- _Problem to solve_
It is required that all of the data be written out exactly.

Saved entries
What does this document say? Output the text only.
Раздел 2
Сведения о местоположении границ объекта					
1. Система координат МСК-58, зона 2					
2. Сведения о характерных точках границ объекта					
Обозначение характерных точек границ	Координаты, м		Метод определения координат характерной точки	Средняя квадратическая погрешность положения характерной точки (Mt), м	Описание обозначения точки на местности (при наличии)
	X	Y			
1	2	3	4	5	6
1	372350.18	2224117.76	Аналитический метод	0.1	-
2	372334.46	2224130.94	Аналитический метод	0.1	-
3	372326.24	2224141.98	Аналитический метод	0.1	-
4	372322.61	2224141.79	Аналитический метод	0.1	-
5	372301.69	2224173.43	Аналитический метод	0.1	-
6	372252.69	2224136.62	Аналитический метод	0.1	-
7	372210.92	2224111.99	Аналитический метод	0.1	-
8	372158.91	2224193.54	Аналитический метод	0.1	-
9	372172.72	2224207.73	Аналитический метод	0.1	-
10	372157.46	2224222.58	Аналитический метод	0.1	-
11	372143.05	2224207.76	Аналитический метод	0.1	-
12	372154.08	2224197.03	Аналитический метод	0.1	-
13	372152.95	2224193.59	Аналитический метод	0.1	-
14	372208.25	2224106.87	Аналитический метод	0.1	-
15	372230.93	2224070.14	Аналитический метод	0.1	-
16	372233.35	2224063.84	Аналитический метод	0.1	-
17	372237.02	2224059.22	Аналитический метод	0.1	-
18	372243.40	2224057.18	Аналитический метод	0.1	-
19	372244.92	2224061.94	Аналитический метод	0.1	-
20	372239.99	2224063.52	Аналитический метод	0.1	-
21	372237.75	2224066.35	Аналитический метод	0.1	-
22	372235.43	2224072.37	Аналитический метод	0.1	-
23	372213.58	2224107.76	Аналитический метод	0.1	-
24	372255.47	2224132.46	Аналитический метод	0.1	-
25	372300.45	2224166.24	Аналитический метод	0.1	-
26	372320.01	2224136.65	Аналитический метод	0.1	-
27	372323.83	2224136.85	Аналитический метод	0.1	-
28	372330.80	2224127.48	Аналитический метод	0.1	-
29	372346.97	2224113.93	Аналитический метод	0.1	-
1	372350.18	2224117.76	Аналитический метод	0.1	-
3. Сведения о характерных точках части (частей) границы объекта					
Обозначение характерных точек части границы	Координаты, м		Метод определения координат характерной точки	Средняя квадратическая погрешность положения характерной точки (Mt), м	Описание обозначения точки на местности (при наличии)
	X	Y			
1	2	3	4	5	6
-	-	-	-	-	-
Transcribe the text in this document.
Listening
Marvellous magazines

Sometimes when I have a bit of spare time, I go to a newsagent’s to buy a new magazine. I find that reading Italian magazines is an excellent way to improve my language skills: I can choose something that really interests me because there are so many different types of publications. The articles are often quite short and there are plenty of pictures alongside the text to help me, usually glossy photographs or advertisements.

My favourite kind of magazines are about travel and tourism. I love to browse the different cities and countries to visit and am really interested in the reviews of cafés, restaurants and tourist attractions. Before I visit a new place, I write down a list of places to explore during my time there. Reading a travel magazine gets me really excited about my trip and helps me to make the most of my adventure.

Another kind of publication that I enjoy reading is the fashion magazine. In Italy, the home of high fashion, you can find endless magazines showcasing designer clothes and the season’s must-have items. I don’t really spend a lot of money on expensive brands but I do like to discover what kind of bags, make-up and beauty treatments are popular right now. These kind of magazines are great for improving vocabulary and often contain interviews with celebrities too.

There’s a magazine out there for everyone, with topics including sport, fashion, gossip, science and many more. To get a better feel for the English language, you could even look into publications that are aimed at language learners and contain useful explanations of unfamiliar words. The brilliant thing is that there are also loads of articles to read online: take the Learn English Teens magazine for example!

- _Written solution_
What does this document say? Output the text only.
Раздел 2
Сведения о местоположении границ объекта					
1. Система координат МСК-58, зона 2					
2. Сведения о характерных точках границ объекта					
Обозначение характерных точек границ	Координаты, м		Метод определения координат характерной точки	Средняя квадратическая погрешность положения характерной точки (Mt), м	Описание обозначения точки на местности (при наличии)
	X	Y			
1	2	3	4	5	6
1	372350.18	2224117.76	Аналитический метод	0.1	-
2	372334.46	2224130.94	Аналитический метод	0.1	-
3	372326.24	2224141.98	Аналитический метод	0.1	-
4	372322.61	2224141.79	Аналитический метод	0.1	-
5	372301.69	2224173.43	Аналитический метод	0.1	-
6	372252.69	2224136.62	Аналитический метод	0.1	-
7	372210.92	2224111.99	Аналитический метод	0.1	-
8	372158.91	2224193.54	Аналитический метод	0.1	-
9	372172.72	2224207.73	Аналитический метод	0.1	-
10	372157.46	2224222.58	Аналитический метод	0.1	-
11	372143.05	2224207.76	Аналитический метод	0.1	-
12	372154.08	2224197.03	Аналитический метод	0.1	-
13	372152.95	2224193.59	Аналитический метод	0.1	-
14	372208.25	2224106.87	Аналитический метод	0.1	-
15	372230.93	2224070.14	Аналитический метод	0.1	-
16	372233.35	2224063.84	Аналитический метод	0.1	-
17	372237.02	2224059.22	Аналитический метод	0.1	-
18	372243.40	2224057.18	Аналитический метод	0.1	-
19	372244.92	2224061.94	Аналитический метод	0.1	-
20	372239.99	2224063.52	Аналитический метод	0.1	-
21	372237.75	2224066.35	Аналитический метод	0.1	-
22	372235.43	2224072.37	Аналитический метод	0.1	-
23	372213.58	2224107.76	Аналитический метод	0.1	-
24	372255.47	2224132.46	Аналитический метод	0.1	-
25	372300.45	2224166.24	Аналитический метод	0.1	-
26	372320.01	2224136.65	Аналитический метод	0.1	-
27	372323.83	2224136.85	Аналитический метод	0.1	-
28	372330.80	2224127.48	Аналитический метод	0.1	-
29	372346.97	2224113.93	Аналитический метод	0.1	-
1	372350.18	2224117.76	Аналитический метод	0.1	-
3. Сведения о характерных точках части (частей) границы объекта					
Обозначение характерных точек части границы	Координаты, м		Метод определения координат характерной точки	Средняя квадратическая погрешность положения характерной точки (Mt), м	Описание обозначения точки на местности (при наличии)
	X	Y			
1	2	3	4	5	6
-	-	-	-	-	-
Transcribe the text in this document.
Listening
Marvellous magazines

Sometimes when I have a bit of spare time, I go to a newsagent’s to buy a new magazine. I find that reading Italian magazines is an excellent way to improve my language skills: I can choose something that really interests me because there are so many different types of publications. The articles are often quite short and there are plenty of pictures alongside the text to help me, usually glossy photographs or advertisements.

My favourite kind of magazines are about travel and tourism. I love to browse the different cities and countries to visit and am really interested in the reviews of cafés, restaurants and tourist attractions. Before I visit a new place, I write down a list of places to explore during my time there. Reading a travel magazine gets me really excited about my trip and helps me to make the most of my adventure.

Another kind of publication that I enjoy reading is the fashion magazine. In Italy, the home of high fashion, you can find endless magazines showcasing designer clothes and the season’s must-have items. I don’t really spend a lot of money on expensive brands but I do like to discover what kind of bags, make-up and beauty treatments are popular right now. These kind of magazines are great for improving vocabulary and often contain interviews with celebrities too.

There’s a magazine out there for everyone, with topics including sport, fashion, gossip, science and many more. To get a better feel for the English language, you could even look into publications that are aimed at language learners and contain useful explanations of unfamiliar words. The brilliant thing is that there are also loads of articles to read online: take the Learn English Teens magazine for example!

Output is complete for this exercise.